What is being asked:
Report every line below that holds the word "Headwater".

Data for processing:

● ● ● ●

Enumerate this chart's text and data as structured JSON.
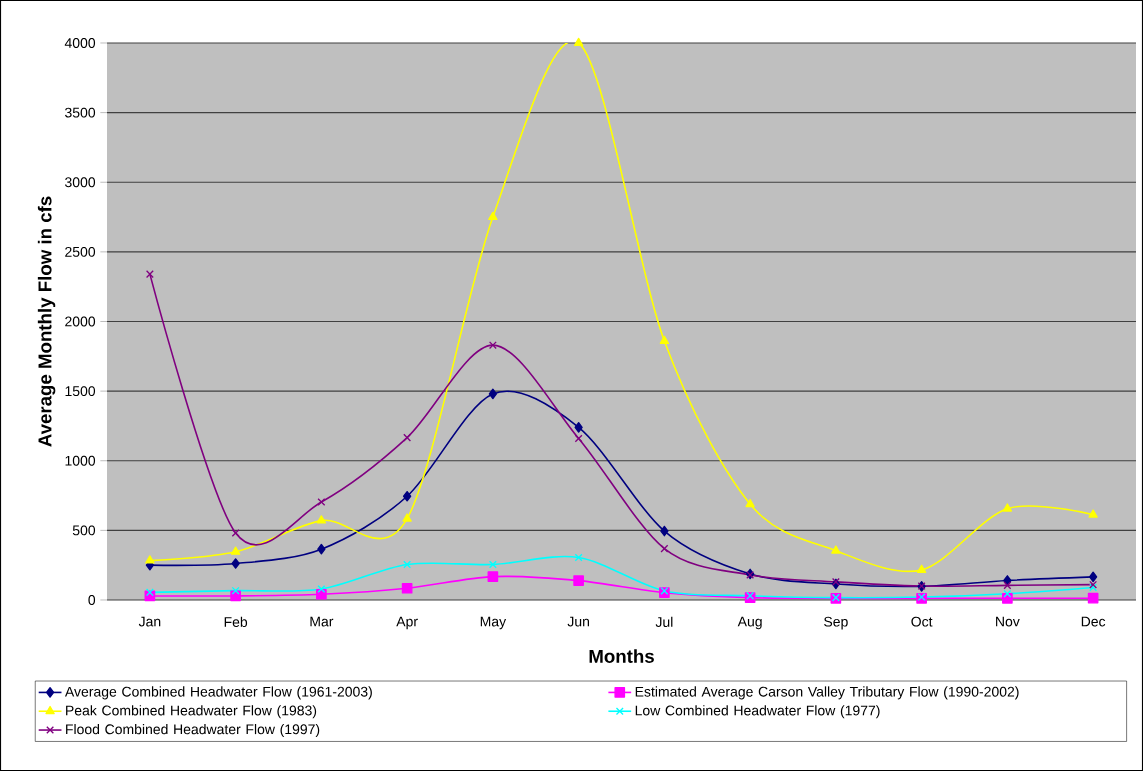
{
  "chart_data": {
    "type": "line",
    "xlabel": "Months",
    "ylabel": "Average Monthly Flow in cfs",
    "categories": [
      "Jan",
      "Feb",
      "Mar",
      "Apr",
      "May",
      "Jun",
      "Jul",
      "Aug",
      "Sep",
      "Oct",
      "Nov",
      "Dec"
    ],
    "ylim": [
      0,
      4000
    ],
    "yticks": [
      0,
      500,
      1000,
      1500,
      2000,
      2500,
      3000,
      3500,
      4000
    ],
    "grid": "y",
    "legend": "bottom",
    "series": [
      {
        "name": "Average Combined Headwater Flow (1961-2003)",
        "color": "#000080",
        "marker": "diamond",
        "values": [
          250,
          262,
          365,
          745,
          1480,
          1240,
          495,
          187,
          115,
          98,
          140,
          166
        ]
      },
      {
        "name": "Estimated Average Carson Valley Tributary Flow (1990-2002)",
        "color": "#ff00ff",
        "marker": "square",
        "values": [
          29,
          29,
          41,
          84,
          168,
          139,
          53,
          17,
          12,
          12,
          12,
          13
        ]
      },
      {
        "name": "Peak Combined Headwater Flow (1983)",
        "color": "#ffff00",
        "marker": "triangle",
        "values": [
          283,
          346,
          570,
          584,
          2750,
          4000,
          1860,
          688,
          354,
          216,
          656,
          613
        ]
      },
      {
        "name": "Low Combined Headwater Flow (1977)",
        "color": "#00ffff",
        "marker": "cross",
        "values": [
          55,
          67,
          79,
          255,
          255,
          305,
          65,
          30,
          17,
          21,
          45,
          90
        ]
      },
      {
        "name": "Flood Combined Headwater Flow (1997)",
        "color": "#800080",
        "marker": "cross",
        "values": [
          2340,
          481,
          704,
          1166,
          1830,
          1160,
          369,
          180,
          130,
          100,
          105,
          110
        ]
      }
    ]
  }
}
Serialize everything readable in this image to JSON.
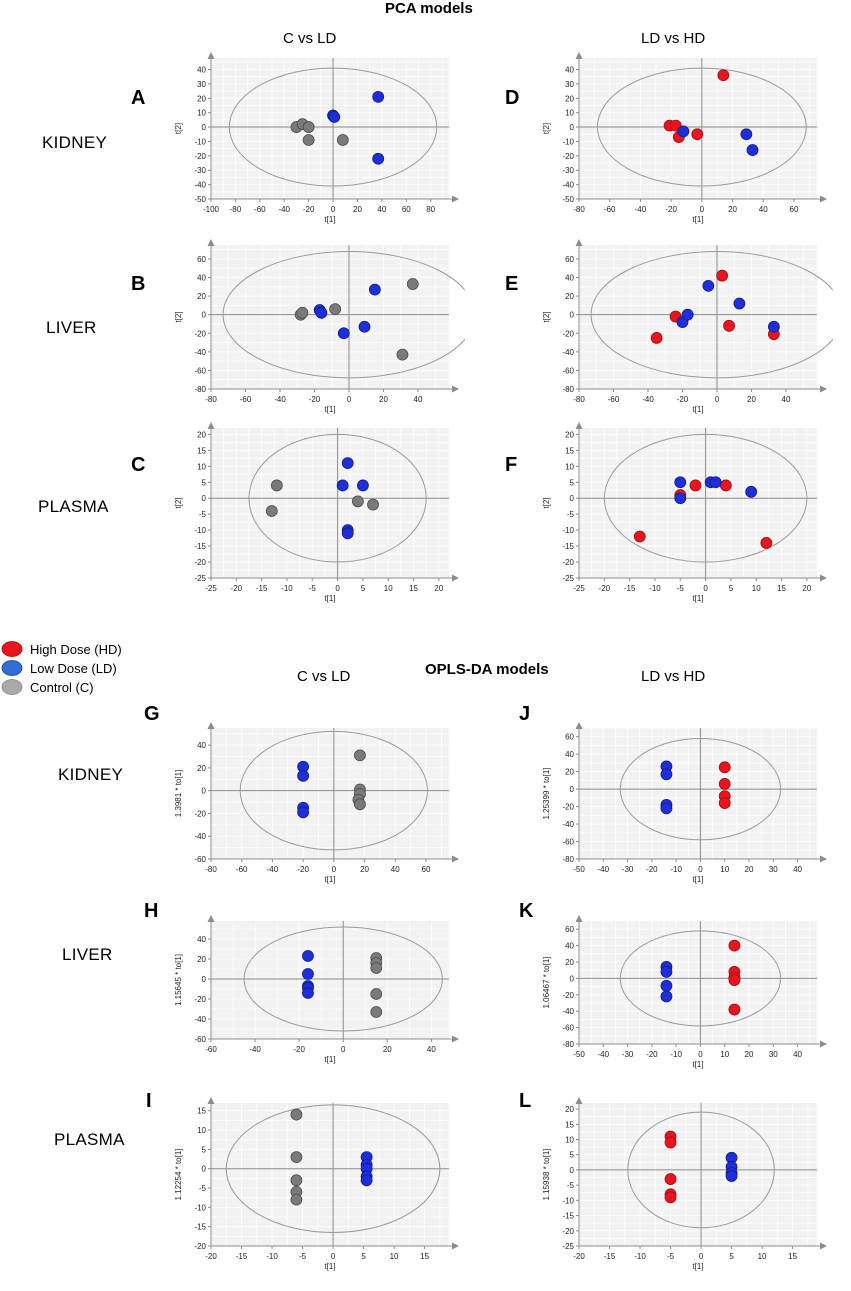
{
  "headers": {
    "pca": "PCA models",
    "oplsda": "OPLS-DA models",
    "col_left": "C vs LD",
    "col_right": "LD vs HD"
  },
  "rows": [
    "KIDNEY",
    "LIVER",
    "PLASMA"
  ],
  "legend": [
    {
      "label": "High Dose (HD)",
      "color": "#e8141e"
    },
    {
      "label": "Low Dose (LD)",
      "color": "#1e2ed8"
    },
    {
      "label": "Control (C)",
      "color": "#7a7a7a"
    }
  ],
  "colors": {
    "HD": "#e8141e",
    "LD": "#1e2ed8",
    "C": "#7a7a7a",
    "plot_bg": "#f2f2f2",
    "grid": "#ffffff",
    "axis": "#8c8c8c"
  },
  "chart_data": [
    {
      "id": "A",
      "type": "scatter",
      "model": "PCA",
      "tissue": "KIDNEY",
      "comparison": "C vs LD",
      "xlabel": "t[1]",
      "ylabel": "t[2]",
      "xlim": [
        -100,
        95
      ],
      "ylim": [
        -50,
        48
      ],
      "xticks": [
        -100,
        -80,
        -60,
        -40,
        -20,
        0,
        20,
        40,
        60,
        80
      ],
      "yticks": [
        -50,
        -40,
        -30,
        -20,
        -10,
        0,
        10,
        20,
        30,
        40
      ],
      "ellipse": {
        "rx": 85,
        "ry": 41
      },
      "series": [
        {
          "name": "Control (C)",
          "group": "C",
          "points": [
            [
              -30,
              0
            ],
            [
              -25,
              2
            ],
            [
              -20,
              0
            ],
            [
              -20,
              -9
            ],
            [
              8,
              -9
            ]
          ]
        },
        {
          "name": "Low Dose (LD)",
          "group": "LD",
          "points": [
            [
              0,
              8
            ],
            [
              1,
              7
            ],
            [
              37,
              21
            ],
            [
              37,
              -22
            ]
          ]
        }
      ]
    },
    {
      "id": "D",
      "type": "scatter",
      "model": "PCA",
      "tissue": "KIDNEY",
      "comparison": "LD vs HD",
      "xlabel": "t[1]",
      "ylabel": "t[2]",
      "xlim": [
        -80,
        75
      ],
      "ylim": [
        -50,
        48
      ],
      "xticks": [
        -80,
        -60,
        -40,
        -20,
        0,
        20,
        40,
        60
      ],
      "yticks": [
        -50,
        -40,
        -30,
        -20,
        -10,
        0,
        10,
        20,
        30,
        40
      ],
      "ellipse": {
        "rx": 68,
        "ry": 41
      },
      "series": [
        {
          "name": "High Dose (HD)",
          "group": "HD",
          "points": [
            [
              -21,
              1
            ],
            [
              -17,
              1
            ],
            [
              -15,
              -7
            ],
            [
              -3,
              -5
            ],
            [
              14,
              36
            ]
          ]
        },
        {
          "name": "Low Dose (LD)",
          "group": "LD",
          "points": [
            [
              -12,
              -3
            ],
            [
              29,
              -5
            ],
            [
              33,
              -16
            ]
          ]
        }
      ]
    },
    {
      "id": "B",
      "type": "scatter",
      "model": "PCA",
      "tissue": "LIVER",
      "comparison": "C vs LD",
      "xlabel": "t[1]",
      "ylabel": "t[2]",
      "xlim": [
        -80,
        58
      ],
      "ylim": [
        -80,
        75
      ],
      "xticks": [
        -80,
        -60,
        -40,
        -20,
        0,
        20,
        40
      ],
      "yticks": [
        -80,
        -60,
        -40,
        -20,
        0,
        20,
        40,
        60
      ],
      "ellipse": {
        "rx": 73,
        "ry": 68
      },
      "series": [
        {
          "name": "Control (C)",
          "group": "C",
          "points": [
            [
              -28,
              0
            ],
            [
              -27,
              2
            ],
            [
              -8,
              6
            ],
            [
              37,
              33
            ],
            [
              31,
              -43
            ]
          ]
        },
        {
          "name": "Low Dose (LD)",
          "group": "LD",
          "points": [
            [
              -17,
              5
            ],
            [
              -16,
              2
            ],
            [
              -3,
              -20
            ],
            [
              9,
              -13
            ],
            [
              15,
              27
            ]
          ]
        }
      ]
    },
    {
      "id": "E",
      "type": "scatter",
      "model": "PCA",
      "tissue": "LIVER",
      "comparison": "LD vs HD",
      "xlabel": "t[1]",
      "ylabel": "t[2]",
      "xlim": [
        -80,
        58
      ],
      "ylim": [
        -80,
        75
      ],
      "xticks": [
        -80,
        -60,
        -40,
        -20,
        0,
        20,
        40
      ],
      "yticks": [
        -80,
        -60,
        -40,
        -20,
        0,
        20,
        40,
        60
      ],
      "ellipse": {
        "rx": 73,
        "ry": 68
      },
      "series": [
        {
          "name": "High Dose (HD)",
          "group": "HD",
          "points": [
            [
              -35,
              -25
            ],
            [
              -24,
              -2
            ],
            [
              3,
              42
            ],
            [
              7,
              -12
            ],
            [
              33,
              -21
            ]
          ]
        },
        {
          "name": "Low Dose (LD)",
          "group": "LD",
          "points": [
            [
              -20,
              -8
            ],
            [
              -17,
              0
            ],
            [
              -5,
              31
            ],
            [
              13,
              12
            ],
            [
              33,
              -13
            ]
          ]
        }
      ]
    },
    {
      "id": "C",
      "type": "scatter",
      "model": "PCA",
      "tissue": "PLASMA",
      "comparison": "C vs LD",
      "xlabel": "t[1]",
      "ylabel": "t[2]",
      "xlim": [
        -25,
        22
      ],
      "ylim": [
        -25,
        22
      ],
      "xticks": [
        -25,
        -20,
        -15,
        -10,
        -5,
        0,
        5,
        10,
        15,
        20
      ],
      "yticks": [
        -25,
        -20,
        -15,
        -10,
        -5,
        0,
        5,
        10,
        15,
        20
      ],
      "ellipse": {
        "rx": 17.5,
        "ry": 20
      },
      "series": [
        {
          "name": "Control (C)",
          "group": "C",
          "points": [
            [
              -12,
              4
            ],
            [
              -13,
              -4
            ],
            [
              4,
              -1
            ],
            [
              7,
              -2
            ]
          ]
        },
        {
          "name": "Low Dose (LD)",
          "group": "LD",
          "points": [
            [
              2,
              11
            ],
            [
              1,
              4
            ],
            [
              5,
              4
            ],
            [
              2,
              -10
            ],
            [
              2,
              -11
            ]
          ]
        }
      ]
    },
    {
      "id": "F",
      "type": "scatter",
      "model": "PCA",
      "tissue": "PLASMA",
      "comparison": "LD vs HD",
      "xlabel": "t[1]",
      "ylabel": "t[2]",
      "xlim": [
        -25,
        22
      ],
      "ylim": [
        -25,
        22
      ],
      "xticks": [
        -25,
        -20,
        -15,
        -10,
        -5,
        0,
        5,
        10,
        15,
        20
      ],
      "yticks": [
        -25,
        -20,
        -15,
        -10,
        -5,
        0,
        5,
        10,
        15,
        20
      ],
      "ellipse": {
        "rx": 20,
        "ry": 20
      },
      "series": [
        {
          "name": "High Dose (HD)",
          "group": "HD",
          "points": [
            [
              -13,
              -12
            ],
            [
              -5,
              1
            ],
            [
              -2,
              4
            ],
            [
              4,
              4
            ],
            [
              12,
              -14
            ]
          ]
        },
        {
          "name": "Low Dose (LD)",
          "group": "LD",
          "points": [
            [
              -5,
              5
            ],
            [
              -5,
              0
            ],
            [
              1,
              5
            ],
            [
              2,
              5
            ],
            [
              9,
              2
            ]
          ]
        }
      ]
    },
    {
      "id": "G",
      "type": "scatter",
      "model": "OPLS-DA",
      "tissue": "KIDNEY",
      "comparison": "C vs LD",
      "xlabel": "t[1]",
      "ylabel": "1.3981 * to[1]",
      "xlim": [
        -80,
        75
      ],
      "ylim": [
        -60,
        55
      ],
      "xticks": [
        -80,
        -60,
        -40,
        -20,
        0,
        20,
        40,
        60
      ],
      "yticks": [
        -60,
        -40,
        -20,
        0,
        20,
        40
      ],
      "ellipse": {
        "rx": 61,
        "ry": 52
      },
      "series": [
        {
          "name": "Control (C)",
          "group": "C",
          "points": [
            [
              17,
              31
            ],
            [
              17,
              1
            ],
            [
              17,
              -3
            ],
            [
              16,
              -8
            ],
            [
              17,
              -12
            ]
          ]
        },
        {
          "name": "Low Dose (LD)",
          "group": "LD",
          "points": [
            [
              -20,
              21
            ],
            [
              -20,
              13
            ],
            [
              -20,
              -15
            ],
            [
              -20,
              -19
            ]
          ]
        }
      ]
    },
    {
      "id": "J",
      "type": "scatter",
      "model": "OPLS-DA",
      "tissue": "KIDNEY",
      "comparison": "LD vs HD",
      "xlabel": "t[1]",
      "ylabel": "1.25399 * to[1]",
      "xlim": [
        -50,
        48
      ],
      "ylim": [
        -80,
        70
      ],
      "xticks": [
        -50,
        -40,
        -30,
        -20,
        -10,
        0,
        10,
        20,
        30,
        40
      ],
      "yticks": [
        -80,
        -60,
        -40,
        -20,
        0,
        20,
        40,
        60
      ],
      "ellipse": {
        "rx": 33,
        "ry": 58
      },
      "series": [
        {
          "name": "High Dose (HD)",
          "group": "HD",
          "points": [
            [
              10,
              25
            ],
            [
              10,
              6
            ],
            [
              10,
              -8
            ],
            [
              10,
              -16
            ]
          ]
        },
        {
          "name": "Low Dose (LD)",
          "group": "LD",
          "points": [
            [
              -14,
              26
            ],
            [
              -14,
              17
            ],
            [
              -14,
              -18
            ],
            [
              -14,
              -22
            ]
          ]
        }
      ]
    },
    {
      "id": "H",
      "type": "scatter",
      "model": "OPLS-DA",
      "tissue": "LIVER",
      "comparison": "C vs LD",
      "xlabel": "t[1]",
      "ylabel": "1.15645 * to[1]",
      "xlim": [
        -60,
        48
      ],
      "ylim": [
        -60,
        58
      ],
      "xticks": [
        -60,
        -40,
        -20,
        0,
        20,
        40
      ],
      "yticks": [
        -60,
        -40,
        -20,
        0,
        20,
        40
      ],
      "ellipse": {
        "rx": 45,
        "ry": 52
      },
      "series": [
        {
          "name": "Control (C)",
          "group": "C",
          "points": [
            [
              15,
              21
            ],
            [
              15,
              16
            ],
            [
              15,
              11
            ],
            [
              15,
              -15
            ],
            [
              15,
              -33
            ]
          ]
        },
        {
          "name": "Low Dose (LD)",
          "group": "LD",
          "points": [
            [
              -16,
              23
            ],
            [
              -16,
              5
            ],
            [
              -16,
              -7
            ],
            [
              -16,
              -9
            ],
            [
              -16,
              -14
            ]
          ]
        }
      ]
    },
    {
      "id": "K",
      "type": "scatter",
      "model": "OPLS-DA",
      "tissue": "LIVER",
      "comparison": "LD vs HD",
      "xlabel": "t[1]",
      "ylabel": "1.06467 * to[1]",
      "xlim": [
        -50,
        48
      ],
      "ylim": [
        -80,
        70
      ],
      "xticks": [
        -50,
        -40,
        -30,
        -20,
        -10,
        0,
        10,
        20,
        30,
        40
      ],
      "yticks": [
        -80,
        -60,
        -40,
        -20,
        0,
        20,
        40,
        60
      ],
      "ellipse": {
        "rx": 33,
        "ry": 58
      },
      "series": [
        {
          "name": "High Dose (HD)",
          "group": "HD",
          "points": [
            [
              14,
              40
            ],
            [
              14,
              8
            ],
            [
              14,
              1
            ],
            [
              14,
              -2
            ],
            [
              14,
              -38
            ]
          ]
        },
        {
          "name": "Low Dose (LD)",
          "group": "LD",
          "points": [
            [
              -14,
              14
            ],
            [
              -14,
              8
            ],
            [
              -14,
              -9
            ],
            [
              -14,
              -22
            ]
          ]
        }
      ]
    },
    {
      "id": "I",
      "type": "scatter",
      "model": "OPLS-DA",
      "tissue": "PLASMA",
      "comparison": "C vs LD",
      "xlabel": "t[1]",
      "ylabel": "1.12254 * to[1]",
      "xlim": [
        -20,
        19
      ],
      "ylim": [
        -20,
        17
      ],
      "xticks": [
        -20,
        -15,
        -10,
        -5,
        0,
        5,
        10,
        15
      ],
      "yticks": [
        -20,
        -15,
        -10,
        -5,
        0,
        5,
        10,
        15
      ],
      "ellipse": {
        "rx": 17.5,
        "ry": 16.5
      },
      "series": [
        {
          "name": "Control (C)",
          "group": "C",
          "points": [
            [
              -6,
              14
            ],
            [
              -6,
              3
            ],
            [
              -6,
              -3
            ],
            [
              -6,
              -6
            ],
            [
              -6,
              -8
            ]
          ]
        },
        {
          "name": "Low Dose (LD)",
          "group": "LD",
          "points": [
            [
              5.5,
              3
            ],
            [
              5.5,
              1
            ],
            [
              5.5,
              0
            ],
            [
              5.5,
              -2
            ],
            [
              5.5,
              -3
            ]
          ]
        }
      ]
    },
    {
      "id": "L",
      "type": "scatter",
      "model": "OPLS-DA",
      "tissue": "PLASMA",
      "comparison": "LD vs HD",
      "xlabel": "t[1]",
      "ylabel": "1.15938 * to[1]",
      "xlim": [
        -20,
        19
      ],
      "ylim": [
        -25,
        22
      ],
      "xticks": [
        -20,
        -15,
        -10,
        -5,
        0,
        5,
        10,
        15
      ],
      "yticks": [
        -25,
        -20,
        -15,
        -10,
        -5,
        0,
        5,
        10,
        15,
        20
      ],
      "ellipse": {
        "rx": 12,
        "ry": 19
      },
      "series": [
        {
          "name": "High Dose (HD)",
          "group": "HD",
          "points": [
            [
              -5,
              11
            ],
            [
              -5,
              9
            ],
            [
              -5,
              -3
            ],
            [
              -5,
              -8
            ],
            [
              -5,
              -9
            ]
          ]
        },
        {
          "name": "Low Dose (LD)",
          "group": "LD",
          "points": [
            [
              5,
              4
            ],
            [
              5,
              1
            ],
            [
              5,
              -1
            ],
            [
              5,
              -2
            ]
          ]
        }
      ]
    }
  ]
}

● ● ● ●

Final answer:
        "name": "Average Combined Headwater Flow (1961-2003)",
        "name": "Peak Combined Headwater Flow (1983)",
        "name": "Low Combined Headwater Flow (1977)",
        "name": "Flood Combined Headwater Flow (1997)",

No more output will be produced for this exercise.